- **WHAT IS NEEDED**
Determine how many lines include "this". Give the number and nothing else.

- **Records**
## START
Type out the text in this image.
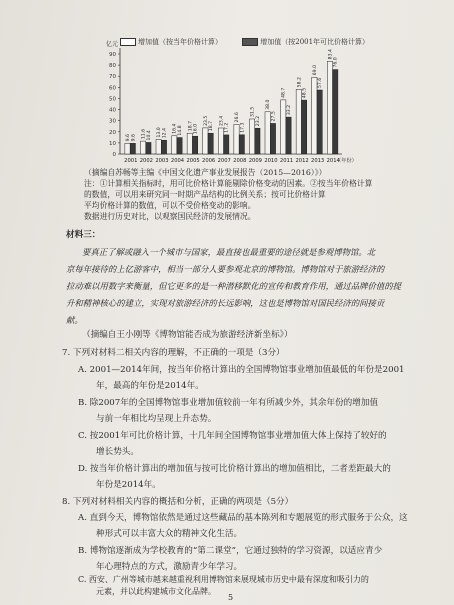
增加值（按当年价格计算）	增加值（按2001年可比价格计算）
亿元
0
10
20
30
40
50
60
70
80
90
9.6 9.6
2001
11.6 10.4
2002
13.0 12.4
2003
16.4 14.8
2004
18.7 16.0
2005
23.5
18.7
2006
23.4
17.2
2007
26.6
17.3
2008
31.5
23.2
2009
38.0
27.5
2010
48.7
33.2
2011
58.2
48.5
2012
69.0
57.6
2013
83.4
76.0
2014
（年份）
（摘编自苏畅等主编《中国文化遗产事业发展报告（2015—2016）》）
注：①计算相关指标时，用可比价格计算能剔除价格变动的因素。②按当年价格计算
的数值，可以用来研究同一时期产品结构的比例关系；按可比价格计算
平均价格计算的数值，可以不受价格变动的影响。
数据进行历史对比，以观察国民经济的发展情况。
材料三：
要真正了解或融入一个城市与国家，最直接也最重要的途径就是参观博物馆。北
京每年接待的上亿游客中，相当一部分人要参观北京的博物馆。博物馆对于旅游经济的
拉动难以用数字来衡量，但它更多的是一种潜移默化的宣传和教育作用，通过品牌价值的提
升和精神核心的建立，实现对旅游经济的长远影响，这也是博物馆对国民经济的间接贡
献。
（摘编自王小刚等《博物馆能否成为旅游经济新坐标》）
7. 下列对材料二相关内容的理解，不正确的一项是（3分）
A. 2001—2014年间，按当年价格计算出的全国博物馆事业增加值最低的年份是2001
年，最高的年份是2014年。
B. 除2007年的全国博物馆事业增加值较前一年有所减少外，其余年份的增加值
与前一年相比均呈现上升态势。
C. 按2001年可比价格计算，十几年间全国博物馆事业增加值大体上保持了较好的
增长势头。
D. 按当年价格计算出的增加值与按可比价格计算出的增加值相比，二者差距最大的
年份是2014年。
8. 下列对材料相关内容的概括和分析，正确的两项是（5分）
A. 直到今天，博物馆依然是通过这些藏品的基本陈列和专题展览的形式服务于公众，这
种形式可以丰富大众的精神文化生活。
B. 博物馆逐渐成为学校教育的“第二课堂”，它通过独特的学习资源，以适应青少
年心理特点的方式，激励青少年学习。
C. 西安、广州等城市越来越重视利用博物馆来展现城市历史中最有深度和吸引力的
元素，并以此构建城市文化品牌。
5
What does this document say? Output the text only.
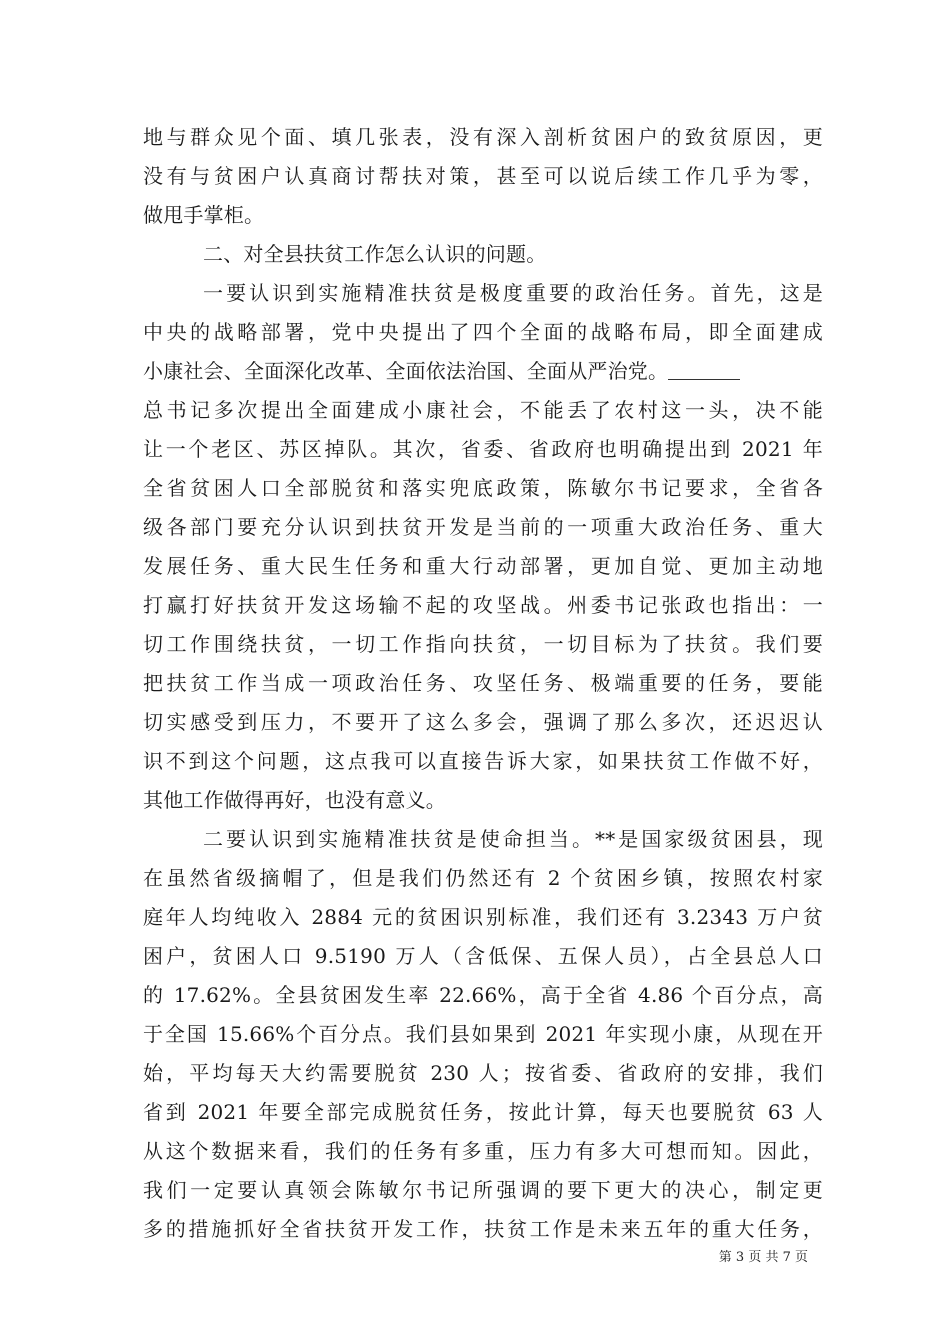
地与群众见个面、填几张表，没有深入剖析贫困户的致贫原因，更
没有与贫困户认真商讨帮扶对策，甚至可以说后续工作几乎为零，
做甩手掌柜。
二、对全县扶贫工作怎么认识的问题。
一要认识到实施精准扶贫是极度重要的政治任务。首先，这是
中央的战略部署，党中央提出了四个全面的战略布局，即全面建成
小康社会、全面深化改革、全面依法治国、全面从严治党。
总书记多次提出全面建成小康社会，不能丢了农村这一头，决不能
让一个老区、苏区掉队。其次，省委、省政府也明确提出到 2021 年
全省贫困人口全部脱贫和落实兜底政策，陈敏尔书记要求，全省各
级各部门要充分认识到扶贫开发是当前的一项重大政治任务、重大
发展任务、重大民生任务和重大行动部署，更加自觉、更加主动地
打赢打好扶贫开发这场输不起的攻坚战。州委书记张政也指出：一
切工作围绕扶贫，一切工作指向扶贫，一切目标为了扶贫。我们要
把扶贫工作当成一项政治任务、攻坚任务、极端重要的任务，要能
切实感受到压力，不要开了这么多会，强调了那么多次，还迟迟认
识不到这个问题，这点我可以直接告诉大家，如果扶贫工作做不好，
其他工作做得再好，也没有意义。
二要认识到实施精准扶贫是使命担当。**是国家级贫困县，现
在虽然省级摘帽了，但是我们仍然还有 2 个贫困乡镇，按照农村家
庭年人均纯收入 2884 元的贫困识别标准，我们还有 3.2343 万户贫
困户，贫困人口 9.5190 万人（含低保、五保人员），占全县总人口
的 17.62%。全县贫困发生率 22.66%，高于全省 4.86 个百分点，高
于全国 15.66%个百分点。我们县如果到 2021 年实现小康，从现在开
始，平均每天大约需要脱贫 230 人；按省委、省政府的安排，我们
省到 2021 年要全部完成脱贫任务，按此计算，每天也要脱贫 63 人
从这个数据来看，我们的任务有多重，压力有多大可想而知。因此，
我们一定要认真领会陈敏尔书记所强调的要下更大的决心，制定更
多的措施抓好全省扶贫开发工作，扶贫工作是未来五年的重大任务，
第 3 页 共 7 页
## END
- **WRITTEN ANSWER**
2